## To be done
Copy out the data below as written; omit any images.

## Exercise inputs
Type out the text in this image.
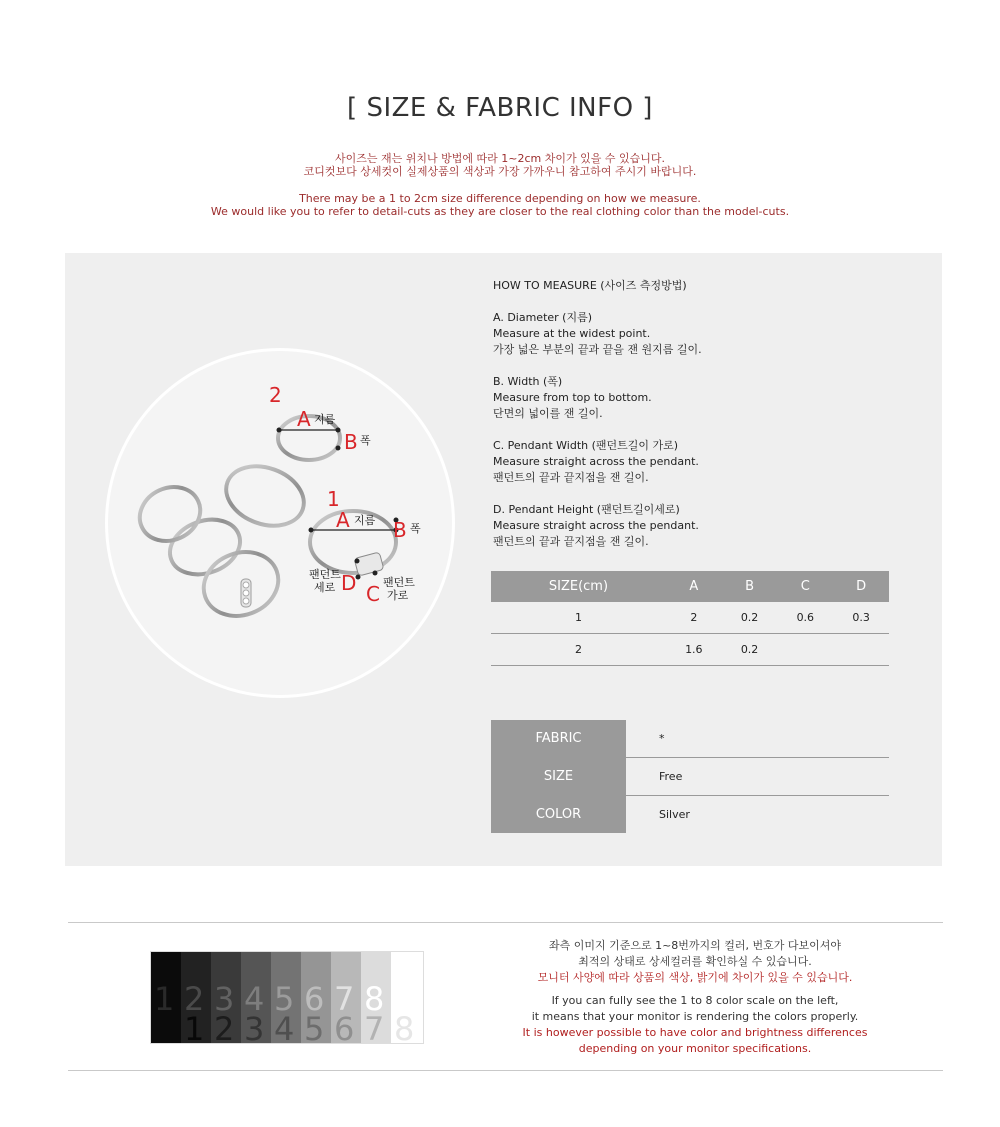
[ SIZE & FABRIC INFO ]
사이즈는 재는 위치나 방법에 따라 1~2cm 차이가 있을 수 있습니다.
코디컷보다 상세컷이 실제상품의 색상과 가장 가까우니 참고하여 주시기 바랍니다.
There may be a 1 to 2cm size difference depending on how we measure.
We would like you to refer to detail-cuts as they are closer to the real clothing color than the model-cuts.
2
A 지름
B 폭
1
A 지름 B 폭
팬던트
세로 D C 팬던트
가로
HOW TO MEASURE (사이즈 측정방법)
A. Diameter (지름)
Measure at the widest point.
가장 넓은 부분의 끝과 끝을 잰 원지름 길이.
B. Width (폭)
Measure from top to bottom.
단면의 넓이를 잰 길이.
C. Pendant Width (팬던트길이 가로)
Measure straight across the pendant.
팬던트의 끝과 끝지점을 잰 길이.
D. Pendant Height (팬던트길이세로)
Measure straight across the pendant.
팬던트의 끝과 끝지점을 잰 길이.
SIZE(cm)	A	B	C	D
1	2	0.2	0.6	0.3
2	1.6	0.2		
FABRIC	*
SIZE	Free
COLOR	Silver
1 2
1
3
2
4
3
5
4
6
5
7
6
8
7 8
좌측 이미지 기준으로 1~8번까지의 컬러, 번호가 다보이셔야
최적의 상태로 상세컬러를 확인하실 수 있습니다.
모니터 사양에 따라 상품의 색상, 밝기에 차이가 있을 수 있습니다.
If you can fully see the 1 to 8 color scale on the left,
it means that your monitor is rendering the colors properly.
It is however possible to have color and brightness differences
depending on your monitor specifications.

## Task answer
Type out the text in this image.
[ SIZE & FABRIC INFO ]
사이즈는 재는 위치나 방법에 따라 1~2cm 차이가 있을 수 있습니다.
코디컷보다 상세컷이 실제상품의 색상과 가장 가까우니 참고하여 주시기 바랍니다.
There may be a 1 to 2cm size difference depending on how we measure.
We would like you to refer to detail-cuts as they are closer to the real clothing color than the model-cuts.
2
A 지름
B 폭
1
A 지름 B 폭
팬던트
세로 D C 팬던트
가로
HOW TO MEASURE (사이즈 측정방법)
A. Diameter (지름)
Measure at the widest point.
가장 넓은 부분의 끝과 끝을 잰 원지름 길이.
B. Width (폭)
Measure from top to bottom.
단면의 넓이를 잰 길이.
C. Pendant Width (팬던트길이 가로)
Measure straight across the pendant.
팬던트의 끝과 끝지점을 잰 길이.
D. Pendant Height (팬던트길이세로)
Measure straight across the pendant.
팬던트의 끝과 끝지점을 잰 길이.
SIZE(cm)	A	B	C	D
1	2	0.2	0.6	0.3
2	1.6	0.2		
FABRIC	*
SIZE	Free
COLOR	Silver
1 2
1
3
2
4
3
5
4
6
5
7
6
8
7 8
좌측 이미지 기준으로 1~8번까지의 컬러, 번호가 다보이셔야
최적의 상태로 상세컬러를 확인하실 수 있습니다.
모니터 사양에 따라 상품의 색상, 밝기에 차이가 있을 수 있습니다.
If you can fully see the 1 to 8 color scale on the left,
it means that your monitor is rendering the colors properly.
It is however possible to have color and brightness differences
depending on your monitor specifications.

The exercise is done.